→ Goal of the exercise: Repeat, line for line, the entries printed below.

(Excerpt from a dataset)
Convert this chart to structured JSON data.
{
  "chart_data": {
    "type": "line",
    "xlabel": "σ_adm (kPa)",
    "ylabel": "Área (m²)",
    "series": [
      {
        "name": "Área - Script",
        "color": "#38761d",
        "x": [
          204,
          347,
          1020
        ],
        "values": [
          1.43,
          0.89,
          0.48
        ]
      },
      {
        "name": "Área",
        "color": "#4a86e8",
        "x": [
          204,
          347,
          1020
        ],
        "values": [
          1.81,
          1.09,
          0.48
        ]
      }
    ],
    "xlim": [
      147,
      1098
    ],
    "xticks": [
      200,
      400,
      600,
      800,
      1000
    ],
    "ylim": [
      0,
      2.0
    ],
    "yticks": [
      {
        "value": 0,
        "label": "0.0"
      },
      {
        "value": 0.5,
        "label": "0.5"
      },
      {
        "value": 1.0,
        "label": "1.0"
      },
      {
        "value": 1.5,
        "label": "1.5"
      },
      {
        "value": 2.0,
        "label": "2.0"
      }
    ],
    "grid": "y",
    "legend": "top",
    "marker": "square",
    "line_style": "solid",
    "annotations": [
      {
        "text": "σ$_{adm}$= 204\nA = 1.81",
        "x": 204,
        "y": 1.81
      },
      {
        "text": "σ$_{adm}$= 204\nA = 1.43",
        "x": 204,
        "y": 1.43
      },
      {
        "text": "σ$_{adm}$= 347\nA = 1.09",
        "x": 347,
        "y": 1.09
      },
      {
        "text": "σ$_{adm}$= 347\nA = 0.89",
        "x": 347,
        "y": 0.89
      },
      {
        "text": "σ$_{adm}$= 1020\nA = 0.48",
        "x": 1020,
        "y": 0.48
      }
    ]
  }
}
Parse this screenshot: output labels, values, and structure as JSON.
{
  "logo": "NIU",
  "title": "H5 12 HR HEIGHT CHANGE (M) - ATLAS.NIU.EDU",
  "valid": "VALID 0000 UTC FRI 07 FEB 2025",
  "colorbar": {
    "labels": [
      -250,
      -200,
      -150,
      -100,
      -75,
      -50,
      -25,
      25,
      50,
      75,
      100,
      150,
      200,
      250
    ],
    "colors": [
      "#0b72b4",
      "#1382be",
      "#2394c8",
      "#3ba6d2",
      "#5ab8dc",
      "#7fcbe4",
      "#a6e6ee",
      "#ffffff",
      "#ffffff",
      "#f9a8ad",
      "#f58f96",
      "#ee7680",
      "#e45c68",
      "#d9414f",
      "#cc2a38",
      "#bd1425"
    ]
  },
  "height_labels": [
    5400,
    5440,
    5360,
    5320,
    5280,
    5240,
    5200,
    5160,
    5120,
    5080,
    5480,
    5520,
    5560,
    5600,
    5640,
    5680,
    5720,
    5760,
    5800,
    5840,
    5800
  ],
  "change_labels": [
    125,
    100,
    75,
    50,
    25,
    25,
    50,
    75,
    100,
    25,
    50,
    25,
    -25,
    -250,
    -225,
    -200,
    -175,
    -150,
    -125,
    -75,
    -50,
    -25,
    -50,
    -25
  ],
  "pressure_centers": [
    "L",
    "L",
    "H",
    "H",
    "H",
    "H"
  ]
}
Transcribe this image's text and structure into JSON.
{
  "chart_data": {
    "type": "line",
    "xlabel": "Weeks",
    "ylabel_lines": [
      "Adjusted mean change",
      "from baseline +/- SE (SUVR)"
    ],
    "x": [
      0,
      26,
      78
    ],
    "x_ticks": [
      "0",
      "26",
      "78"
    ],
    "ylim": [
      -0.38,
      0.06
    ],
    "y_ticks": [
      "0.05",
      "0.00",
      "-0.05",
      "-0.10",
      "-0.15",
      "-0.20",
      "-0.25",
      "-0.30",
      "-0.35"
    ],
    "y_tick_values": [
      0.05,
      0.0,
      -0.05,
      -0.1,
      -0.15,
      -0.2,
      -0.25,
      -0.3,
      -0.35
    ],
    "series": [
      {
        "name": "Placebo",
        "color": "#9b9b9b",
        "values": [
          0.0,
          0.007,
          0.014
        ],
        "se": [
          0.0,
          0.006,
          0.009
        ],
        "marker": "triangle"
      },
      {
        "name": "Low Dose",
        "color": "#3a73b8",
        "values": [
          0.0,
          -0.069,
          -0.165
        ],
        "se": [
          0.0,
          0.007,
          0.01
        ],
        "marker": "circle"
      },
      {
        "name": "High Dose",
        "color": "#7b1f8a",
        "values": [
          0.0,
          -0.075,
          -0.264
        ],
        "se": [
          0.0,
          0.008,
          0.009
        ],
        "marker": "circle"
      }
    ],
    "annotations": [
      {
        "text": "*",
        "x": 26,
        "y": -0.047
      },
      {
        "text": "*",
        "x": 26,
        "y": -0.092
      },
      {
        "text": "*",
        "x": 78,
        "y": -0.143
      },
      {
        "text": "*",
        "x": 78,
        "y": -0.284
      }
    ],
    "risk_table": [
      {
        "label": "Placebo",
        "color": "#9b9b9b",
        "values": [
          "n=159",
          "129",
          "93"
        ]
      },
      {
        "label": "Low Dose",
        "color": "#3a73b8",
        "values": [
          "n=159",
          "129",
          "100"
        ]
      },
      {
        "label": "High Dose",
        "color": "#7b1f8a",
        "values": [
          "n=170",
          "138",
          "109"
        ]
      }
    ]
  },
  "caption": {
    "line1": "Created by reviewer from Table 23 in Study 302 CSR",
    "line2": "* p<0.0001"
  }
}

→ Written answer:
Convert this chart to structured JSON data.
{
  "chart_data": {
    "type": "line",
    "xlabel": "σ_adm (kPa)",
    "ylabel": "Área (m²)",
    "series": [
      {
        "name": "Área - Script",
        "color": "#38761d",
        "x": [
          204,
          347,
          1020
        ],
        "values": [
          1.43,
          0.89,
          0.48
        ]
      },
      {
        "name": "Área",
        "color": "#4a86e8",
        "x": [
          204,
          347,
          1020
        ],
        "values": [
          1.81,
          1.09,
          0.48
        ]
      }
    ],
    "xlim": [
      147,
      1098
    ],
    "xticks": [
      200,
      400,
      600,
      800,
      1000
    ],
    "ylim": [
      0,
      2.0
    ],
    "yticks": [
      {
        "value": 0,
        "label": "0.0"
      },
      {
        "value": 0.5,
        "label": "0.5"
      },
      {
        "value": 1.0,
        "label": "1.0"
      },
      {
        "value": 1.5,
        "label": "1.5"
      },
      {
        "value": 2.0,
        "label": "2.0"
      }
    ],
    "grid": "y",
    "legend": "top",
    "marker": "square",
    "line_style": "solid",
    "annotations": [
      {
        "text": "σ$_{adm}$= 204\nA = 1.81",
        "x": 204,
        "y": 1.81
      },
      {
        "text": "σ$_{adm}$= 204\nA = 1.43",
        "x": 204,
        "y": 1.43
      },
      {
        "text": "σ$_{adm}$= 347\nA = 1.09",
        "x": 347,
        "y": 1.09
      },
      {
        "text": "σ$_{adm}$= 347\nA = 0.89",
        "x": 347,
        "y": 0.89
      },
      {
        "text": "σ$_{adm}$= 1020\nA = 0.48",
        "x": 1020,
        "y": 0.48
      }
    ]
  }
}
Parse this screenshot: output labels, values, and structure as JSON.
{
  "logo": "NIU",
  "title": "H5 12 HR HEIGHT CHANGE (M) - ATLAS.NIU.EDU",
  "valid": "VALID 0000 UTC FRI 07 FEB 2025",
  "colorbar": {
    "labels": [
      -250,
      -200,
      -150,
      -100,
      -75,
      -50,
      -25,
      25,
      50,
      75,
      100,
      150,
      200,
      250
    ],
    "colors": [
      "#0b72b4",
      "#1382be",
      "#2394c8",
      "#3ba6d2",
      "#5ab8dc",
      "#7fcbe4",
      "#a6e6ee",
      "#ffffff",
      "#ffffff",
      "#f9a8ad",
      "#f58f96",
      "#ee7680",
      "#e45c68",
      "#d9414f",
      "#cc2a38",
      "#bd1425"
    ]
  },
  "height_labels": [
    5400,
    5440,
    5360,
    5320,
    5280,
    5240,
    5200,
    5160,
    5120,
    5080,
    5480,
    5520,
    5560,
    5600,
    5640,
    5680,
    5720,
    5760,
    5800,
    5840,
    5800
  ],
  "change_labels": [
    125,
    100,
    75,
    50,
    25,
    25,
    50,
    75,
    100,
    25,
    50,
    25,
    -25,
    -250,
    -225,
    -200,
    -175,
    -150,
    -125,
    -75,
    -50,
    -25,
    -50,
    -25
  ],
  "pressure_centers": [
    "L",
    "L",
    "H",
    "H",
    "H",
    "H"
  ]
}
Transcribe this image's text and structure into JSON.
{
  "chart_data": {
    "type": "line",
    "xlabel": "Weeks",
    "ylabel_lines": [
      "Adjusted mean change",
      "from baseline +/- SE (SUVR)"
    ],
    "x": [
      0,
      26,
      78
    ],
    "x_ticks": [
      "0",
      "26",
      "78"
    ],
    "ylim": [
      -0.38,
      0.06
    ],
    "y_ticks": [
      "0.05",
      "0.00",
      "-0.05",
      "-0.10",
      "-0.15",
      "-0.20",
      "-0.25",
      "-0.30",
      "-0.35"
    ],
    "y_tick_values": [
      0.05,
      0.0,
      -0.05,
      -0.1,
      -0.15,
      -0.2,
      -0.25,
      -0.3,
      -0.35
    ],
    "series": [
      {
        "name": "Placebo",
        "color": "#9b9b9b",
        "values": [
          0.0,
          0.007,
          0.014
        ],
        "se": [
          0.0,
          0.006,
          0.009
        ],
        "marker": "triangle"
      },
      {
        "name": "Low Dose",
        "color": "#3a73b8",
        "values": [
          0.0,
          -0.069,
          -0.165
        ],
        "se": [
          0.0,
          0.007,
          0.01
        ],
        "marker": "circle"
      },
      {
        "name": "High Dose",
        "color": "#7b1f8a",
        "values": [
          0.0,
          -0.075,
          -0.264
        ],
        "se": [
          0.0,
          0.008,
          0.009
        ],
        "marker": "circle"
      }
    ],
    "annotations": [
      {
        "text": "*",
        "x": 26,
        "y": -0.047
      },
      {
        "text": "*",
        "x": 26,
        "y": -0.092
      },
      {
        "text": "*",
        "x": 78,
        "y": -0.143
      },
      {
        "text": "*",
        "x": 78,
        "y": -0.284
      }
    ],
    "risk_table": [
      {
        "label": "Placebo",
        "color": "#9b9b9b",
        "values": [
          "n=159",
          "129",
          "93"
        ]
      },
      {
        "label": "Low Dose",
        "color": "#3a73b8",
        "values": [
          "n=159",
          "129",
          "100"
        ]
      },
      {
        "label": "High Dose",
        "color": "#7b1f8a",
        "values": [
          "n=170",
          "138",
          "109"
        ]
      }
    ]
  },
  "caption": {
    "line1": "Created by reviewer from Table 23 in Study 302 CSR",
    "line2": "* p<0.0001"
  }
}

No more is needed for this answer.